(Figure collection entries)
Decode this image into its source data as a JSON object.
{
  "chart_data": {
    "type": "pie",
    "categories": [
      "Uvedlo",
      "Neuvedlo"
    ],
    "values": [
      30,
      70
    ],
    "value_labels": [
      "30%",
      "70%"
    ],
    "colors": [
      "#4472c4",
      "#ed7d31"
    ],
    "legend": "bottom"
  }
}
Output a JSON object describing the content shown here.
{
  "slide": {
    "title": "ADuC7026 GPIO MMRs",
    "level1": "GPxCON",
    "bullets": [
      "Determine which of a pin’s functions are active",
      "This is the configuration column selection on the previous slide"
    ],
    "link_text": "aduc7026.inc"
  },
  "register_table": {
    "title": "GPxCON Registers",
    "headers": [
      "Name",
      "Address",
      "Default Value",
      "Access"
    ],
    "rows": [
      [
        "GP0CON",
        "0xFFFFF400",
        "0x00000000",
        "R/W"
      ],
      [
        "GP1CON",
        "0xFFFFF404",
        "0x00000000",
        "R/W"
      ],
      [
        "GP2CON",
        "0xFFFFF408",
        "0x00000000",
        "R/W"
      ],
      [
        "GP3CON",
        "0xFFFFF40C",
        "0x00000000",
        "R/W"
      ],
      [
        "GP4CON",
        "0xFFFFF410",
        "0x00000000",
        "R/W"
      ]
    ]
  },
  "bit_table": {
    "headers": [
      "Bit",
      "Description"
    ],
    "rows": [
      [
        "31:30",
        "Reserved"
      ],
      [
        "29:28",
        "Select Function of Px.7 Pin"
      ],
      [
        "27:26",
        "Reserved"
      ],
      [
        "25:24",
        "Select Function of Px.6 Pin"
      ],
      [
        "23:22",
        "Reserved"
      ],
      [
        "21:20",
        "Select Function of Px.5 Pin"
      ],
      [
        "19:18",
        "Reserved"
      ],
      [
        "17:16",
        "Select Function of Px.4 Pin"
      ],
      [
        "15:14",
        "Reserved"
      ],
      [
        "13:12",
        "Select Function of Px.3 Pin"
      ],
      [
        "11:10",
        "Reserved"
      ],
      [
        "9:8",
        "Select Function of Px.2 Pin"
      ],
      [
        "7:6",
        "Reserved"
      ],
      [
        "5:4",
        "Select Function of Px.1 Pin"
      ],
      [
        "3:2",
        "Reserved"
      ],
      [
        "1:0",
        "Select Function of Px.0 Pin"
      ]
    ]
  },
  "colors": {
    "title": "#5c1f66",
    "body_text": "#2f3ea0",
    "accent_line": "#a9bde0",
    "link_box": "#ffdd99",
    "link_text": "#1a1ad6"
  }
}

> **INSTRUCTION**: Transcribe all of the entries without altering anything.

> **ANSWER TO THE PROBLEM**:
Decode this image into its source data as a JSON object.
{
  "chart_data": {
    "type": "pie",
    "categories": [
      "Uvedlo",
      "Neuvedlo"
    ],
    "values": [
      30,
      70
    ],
    "value_labels": [
      "30%",
      "70%"
    ],
    "colors": [
      "#4472c4",
      "#ed7d31"
    ],
    "legend": "bottom"
  }
}
Output a JSON object describing the content shown here.
{
  "slide": {
    "title": "ADuC7026 GPIO MMRs",
    "level1": "GPxCON",
    "bullets": [
      "Determine which of a pin’s functions are active",
      "This is the configuration column selection on the previous slide"
    ],
    "link_text": "aduc7026.inc"
  },
  "register_table": {
    "title": "GPxCON Registers",
    "headers": [
      "Name",
      "Address",
      "Default Value",
      "Access"
    ],
    "rows": [
      [
        "GP0CON",
        "0xFFFFF400",
        "0x00000000",
        "R/W"
      ],
      [
        "GP1CON",
        "0xFFFFF404",
        "0x00000000",
        "R/W"
      ],
      [
        "GP2CON",
        "0xFFFFF408",
        "0x00000000",
        "R/W"
      ],
      [
        "GP3CON",
        "0xFFFFF40C",
        "0x00000000",
        "R/W"
      ],
      [
        "GP4CON",
        "0xFFFFF410",
        "0x00000000",
        "R/W"
      ]
    ]
  },
  "bit_table": {
    "headers": [
      "Bit",
      "Description"
    ],
    "rows": [
      [
        "31:30",
        "Reserved"
      ],
      [
        "29:28",
        "Select Function of Px.7 Pin"
      ],
      [
        "27:26",
        "Reserved"
      ],
      [
        "25:24",
        "Select Function of Px.6 Pin"
      ],
      [
        "23:22",
        "Reserved"
      ],
      [
        "21:20",
        "Select Function of Px.5 Pin"
      ],
      [
        "19:18",
        "Reserved"
      ],
      [
        "17:16",
        "Select Function of Px.4 Pin"
      ],
      [
        "15:14",
        "Reserved"
      ],
      [
        "13:12",
        "Select Function of Px.3 Pin"
      ],
      [
        "11:10",
        "Reserved"
      ],
      [
        "9:8",
        "Select Function of Px.2 Pin"
      ],
      [
        "7:6",
        "Reserved"
      ],
      [
        "5:4",
        "Select Function of Px.1 Pin"
      ],
      [
        "3:2",
        "Reserved"
      ],
      [
        "1:0",
        "Select Function of Px.0 Pin"
      ]
    ]
  },
  "colors": {
    "title": "#5c1f66",
    "body_text": "#2f3ea0",
    "accent_line": "#a9bde0",
    "link_box": "#ffdd99",
    "link_text": "#1a1ad6"
  }
}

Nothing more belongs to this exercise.